* WRITTEN TASK: Write out each entry again. Keep every word exactly as it is.

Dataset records
================================

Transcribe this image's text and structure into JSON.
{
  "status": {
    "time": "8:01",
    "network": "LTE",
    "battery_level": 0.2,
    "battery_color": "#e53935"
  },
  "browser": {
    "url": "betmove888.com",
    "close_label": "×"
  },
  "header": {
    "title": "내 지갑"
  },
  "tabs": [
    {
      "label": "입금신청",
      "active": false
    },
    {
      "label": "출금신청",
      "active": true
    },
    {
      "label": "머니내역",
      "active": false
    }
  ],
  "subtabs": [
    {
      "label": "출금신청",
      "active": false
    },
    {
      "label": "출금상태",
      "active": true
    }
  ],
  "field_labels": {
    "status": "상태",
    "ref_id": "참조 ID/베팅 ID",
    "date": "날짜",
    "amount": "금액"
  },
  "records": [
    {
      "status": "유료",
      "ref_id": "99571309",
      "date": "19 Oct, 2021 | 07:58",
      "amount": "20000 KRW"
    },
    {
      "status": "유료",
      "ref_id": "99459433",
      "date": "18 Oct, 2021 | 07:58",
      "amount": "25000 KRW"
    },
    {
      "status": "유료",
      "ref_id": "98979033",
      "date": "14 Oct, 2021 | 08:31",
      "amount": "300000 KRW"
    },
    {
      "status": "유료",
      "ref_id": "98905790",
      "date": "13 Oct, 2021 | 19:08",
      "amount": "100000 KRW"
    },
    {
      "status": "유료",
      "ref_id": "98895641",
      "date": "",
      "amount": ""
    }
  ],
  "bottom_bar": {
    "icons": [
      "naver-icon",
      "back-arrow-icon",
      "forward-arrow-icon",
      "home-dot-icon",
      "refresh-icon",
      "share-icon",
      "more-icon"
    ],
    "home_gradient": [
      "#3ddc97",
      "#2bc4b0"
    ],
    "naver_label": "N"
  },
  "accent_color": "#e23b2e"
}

================================

* ANSWER TO THIS PROBLEM:
Transcribe this image's text and structure into JSON.
{
  "status": {
    "time": "8:01",
    "network": "LTE",
    "battery_level": 0.2,
    "battery_color": "#e53935"
  },
  "browser": {
    "url": "betmove888.com",
    "close_label": "×"
  },
  "header": {
    "title": "내 지갑"
  },
  "tabs": [
    {
      "label": "입금신청",
      "active": false
    },
    {
      "label": "출금신청",
      "active": true
    },
    {
      "label": "머니내역",
      "active": false
    }
  ],
  "subtabs": [
    {
      "label": "출금신청",
      "active": false
    },
    {
      "label": "출금상태",
      "active": true
    }
  ],
  "field_labels": {
    "status": "상태",
    "ref_id": "참조 ID/베팅 ID",
    "date": "날짜",
    "amount": "금액"
  },
  "records": [
    {
      "status": "유료",
      "ref_id": "99571309",
      "date": "19 Oct, 2021 | 07:58",
      "amount": "20000 KRW"
    },
    {
      "status": "유료",
      "ref_id": "99459433",
      "date": "18 Oct, 2021 | 07:58",
      "amount": "25000 KRW"
    },
    {
      "status": "유료",
      "ref_id": "98979033",
      "date": "14 Oct, 2021 | 08:31",
      "amount": "300000 KRW"
    },
    {
      "status": "유료",
      "ref_id": "98905790",
      "date": "13 Oct, 2021 | 19:08",
      "amount": "100000 KRW"
    },
    {
      "status": "유료",
      "ref_id": "98895641",
      "date": "",
      "amount": ""
    }
  ],
  "bottom_bar": {
    "icons": [
      "naver-icon",
      "back-arrow-icon",
      "forward-arrow-icon",
      "home-dot-icon",
      "refresh-icon",
      "share-icon",
      "more-icon"
    ],
    "home_gradient": [
      "#3ddc97",
      "#2bc4b0"
    ],
    "naver_label": "N"
  },
  "accent_color": "#e23b2e"
}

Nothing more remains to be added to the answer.